>> begin Exercise data
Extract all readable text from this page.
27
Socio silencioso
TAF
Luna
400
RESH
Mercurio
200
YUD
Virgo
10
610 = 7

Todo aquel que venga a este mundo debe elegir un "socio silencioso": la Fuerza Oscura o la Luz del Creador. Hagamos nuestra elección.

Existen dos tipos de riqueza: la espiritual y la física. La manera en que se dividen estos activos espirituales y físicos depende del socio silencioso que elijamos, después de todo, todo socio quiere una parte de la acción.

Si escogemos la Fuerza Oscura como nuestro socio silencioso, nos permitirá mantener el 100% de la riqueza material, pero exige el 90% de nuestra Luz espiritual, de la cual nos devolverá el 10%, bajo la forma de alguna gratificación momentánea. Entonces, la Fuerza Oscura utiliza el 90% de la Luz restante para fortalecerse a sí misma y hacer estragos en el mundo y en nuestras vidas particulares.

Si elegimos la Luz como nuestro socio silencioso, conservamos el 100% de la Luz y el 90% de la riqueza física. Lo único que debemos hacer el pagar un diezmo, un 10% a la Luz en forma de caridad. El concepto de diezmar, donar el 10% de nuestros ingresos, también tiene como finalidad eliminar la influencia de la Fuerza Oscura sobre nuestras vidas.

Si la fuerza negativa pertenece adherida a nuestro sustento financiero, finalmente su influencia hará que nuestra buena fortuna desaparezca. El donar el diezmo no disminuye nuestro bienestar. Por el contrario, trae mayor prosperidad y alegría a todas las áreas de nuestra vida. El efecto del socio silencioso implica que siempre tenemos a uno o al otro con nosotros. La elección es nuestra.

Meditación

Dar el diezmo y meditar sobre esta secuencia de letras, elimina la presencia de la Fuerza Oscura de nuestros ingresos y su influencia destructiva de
>> end Exercise data
>> begin Exercise data
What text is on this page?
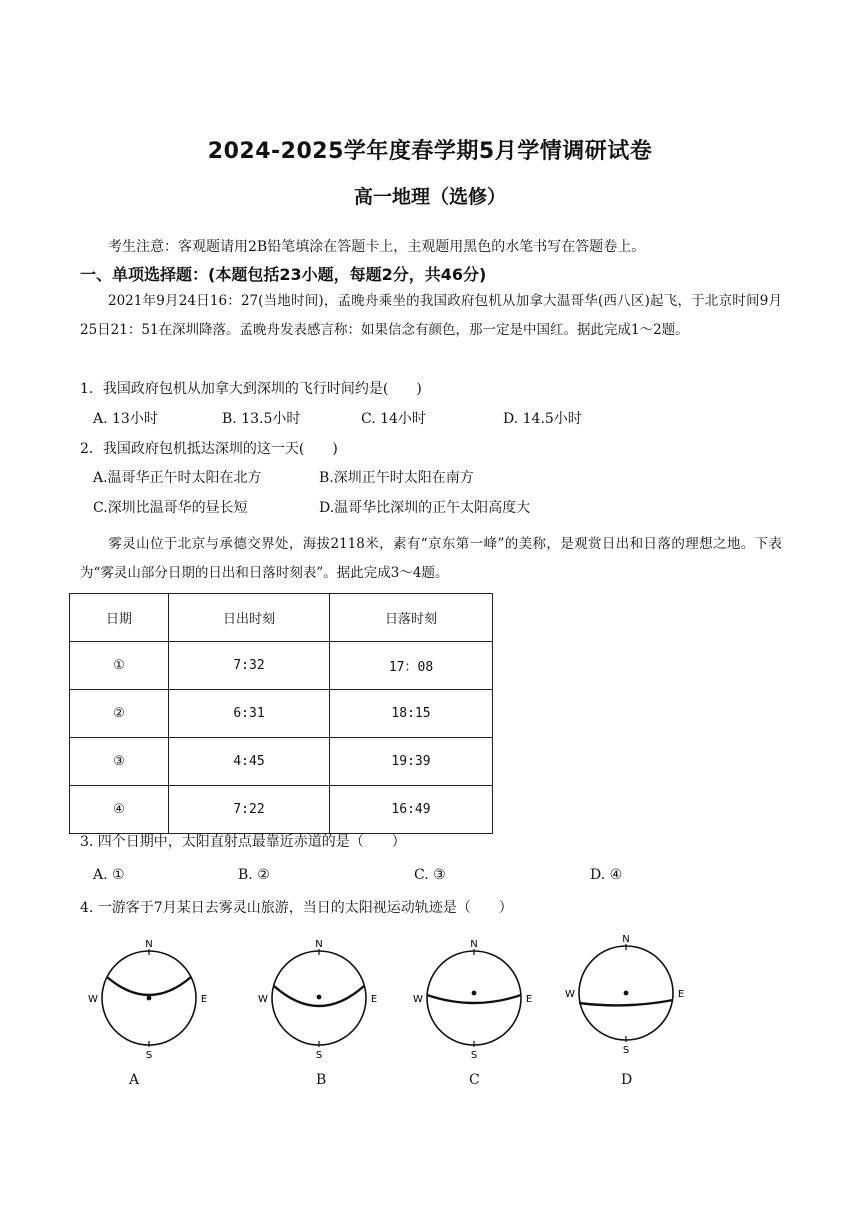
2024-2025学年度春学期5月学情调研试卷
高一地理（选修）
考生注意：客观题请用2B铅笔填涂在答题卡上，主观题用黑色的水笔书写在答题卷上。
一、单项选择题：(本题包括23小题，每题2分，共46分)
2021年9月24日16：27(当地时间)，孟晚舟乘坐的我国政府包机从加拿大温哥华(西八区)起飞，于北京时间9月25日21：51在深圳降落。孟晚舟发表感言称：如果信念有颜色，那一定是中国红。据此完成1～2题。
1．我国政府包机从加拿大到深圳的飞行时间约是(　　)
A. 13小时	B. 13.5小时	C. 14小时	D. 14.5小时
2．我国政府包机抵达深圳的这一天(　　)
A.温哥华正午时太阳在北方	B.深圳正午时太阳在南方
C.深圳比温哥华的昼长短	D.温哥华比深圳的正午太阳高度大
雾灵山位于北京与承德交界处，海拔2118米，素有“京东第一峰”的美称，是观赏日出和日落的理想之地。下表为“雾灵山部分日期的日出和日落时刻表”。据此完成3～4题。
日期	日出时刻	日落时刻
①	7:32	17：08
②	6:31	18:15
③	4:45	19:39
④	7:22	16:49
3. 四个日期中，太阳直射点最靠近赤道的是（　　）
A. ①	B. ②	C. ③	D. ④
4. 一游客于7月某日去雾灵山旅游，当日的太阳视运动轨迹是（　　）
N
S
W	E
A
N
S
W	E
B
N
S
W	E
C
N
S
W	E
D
>> end Exercise data
What needs to be done:
Using the data above, copy each line that contains "text".

Written answer:
Extract all readable text from this page.
What text is on this page?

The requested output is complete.